Dataset records
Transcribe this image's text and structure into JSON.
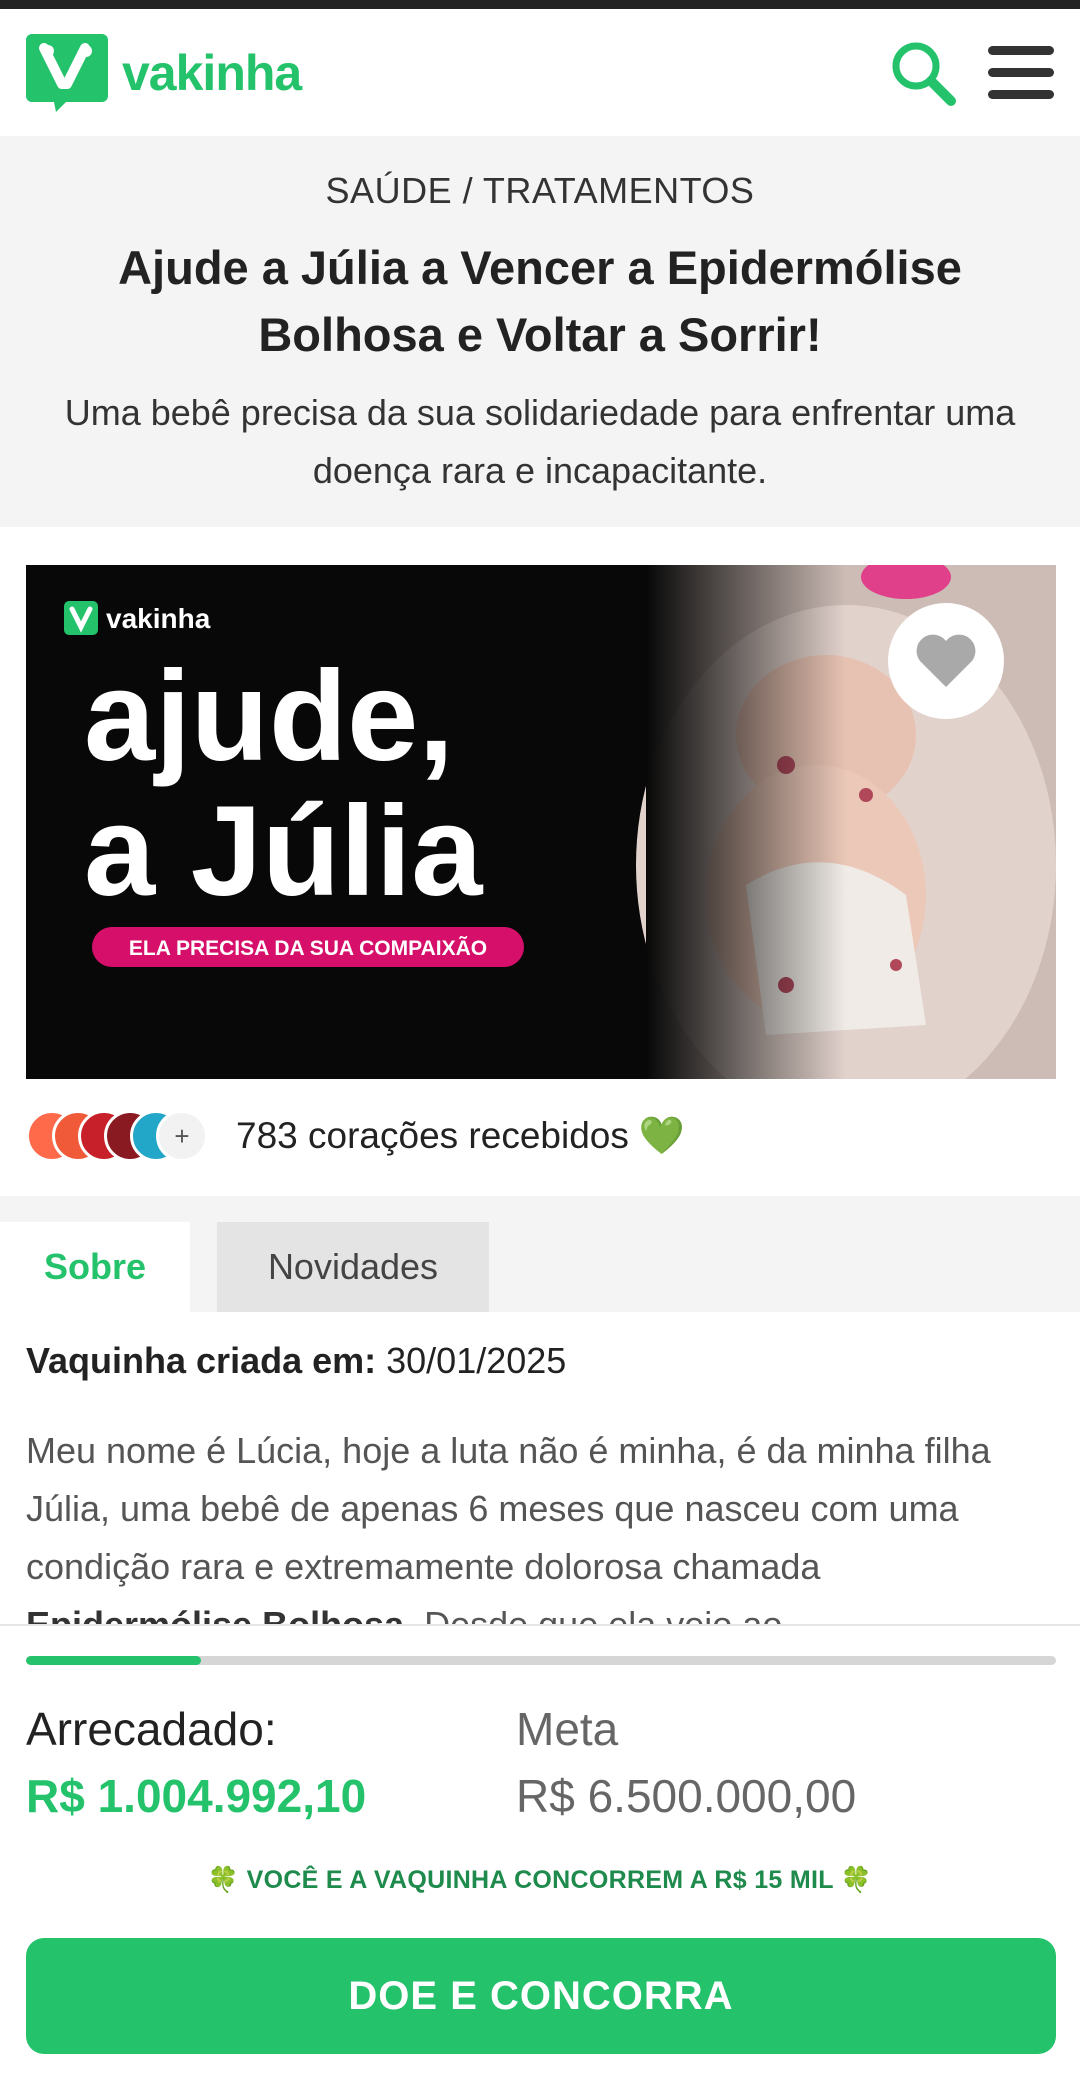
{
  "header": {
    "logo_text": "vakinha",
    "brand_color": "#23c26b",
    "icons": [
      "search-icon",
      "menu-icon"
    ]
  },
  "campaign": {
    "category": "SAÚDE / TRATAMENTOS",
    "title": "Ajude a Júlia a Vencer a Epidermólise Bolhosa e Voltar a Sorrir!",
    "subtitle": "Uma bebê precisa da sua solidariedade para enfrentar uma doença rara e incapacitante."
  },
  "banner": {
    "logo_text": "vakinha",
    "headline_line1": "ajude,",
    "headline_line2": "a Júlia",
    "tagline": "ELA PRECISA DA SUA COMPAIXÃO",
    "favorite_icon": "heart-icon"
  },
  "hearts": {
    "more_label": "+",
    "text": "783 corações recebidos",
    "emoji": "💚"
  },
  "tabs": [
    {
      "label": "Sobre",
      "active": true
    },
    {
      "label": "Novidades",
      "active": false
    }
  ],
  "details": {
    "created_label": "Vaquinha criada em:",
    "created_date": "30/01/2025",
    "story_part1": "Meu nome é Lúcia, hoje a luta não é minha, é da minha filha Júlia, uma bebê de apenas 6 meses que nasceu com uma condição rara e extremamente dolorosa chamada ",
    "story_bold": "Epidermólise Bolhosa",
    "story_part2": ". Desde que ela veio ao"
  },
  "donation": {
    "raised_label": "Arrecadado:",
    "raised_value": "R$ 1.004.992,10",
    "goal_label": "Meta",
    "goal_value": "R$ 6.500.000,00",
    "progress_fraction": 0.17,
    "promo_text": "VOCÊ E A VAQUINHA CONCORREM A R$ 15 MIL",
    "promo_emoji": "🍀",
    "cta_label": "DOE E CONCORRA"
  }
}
...
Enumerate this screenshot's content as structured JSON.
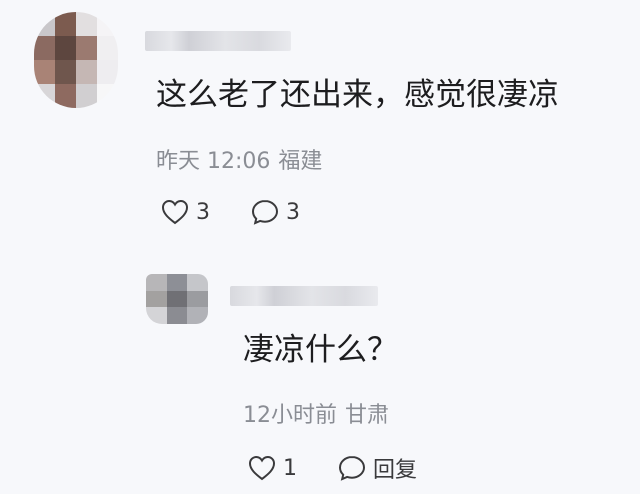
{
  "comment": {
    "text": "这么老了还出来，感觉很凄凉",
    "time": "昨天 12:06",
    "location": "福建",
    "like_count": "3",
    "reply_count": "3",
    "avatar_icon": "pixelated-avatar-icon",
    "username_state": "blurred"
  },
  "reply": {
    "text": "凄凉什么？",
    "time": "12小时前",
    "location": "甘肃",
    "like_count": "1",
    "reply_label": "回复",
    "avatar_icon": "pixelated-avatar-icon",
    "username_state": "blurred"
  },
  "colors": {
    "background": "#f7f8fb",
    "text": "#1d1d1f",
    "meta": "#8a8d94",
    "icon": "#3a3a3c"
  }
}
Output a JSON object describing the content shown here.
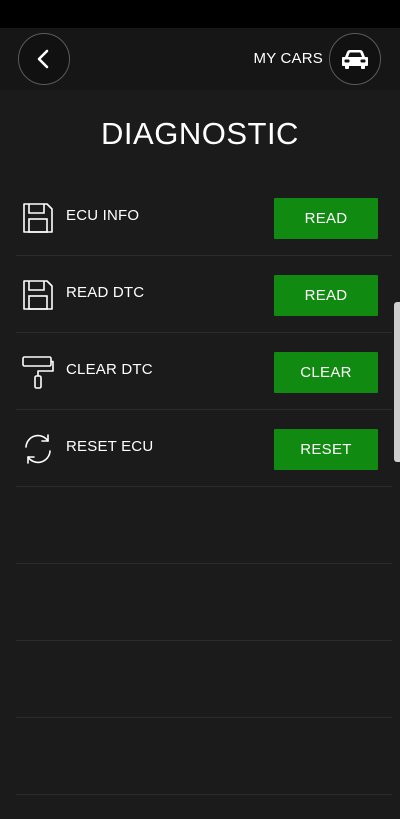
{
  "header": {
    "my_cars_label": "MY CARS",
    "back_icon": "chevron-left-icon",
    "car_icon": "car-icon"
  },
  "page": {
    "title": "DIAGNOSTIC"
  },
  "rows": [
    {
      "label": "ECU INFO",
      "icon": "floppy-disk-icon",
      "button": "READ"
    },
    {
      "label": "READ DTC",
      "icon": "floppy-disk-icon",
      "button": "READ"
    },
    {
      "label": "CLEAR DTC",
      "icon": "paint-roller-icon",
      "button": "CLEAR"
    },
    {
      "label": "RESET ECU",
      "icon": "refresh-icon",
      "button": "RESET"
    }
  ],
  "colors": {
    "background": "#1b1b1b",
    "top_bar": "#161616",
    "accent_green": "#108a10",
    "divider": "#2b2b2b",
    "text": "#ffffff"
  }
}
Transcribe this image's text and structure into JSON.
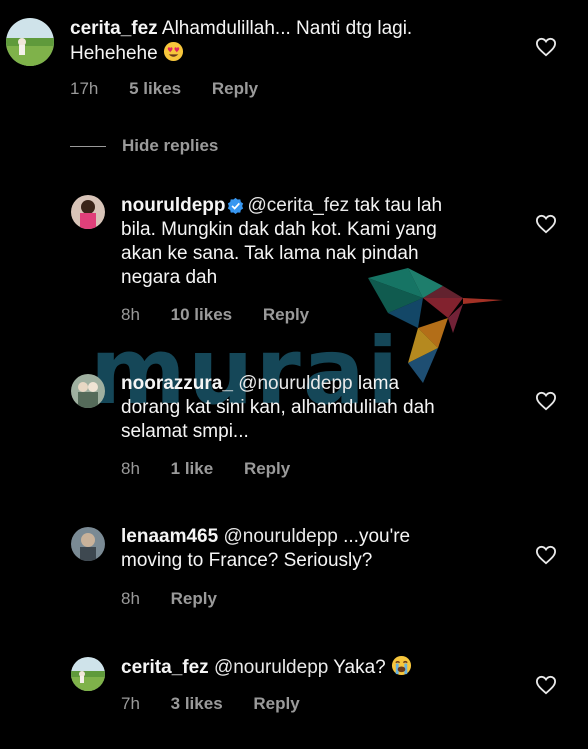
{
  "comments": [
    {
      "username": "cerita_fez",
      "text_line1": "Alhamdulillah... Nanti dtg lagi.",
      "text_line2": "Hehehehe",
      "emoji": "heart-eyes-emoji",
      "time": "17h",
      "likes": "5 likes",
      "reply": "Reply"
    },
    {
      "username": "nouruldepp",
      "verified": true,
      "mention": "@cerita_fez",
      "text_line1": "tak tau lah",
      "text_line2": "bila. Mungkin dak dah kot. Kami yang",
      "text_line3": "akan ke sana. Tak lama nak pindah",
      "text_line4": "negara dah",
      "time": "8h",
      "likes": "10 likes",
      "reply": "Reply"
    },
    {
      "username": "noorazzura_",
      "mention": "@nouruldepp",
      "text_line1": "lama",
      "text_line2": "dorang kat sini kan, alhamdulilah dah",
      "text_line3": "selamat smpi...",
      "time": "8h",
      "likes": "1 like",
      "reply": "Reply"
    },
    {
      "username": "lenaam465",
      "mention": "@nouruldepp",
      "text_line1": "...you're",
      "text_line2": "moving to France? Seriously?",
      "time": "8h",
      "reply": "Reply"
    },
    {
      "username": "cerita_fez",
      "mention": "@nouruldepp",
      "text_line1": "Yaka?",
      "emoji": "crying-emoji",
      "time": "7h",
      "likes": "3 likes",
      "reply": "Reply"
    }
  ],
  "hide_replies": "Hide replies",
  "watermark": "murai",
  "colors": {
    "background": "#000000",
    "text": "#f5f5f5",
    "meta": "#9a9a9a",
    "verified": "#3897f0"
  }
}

EXERCISE GOAL ▸
Sift through the entries and copy every line with "time".

SOLUTION ▸
    "time": "昨天 12:06",
    "time": "12小时前",
      "time": "17h",
      "time": "8h",
      "time": "8h",
      "time": "8h",
      "time": "7h",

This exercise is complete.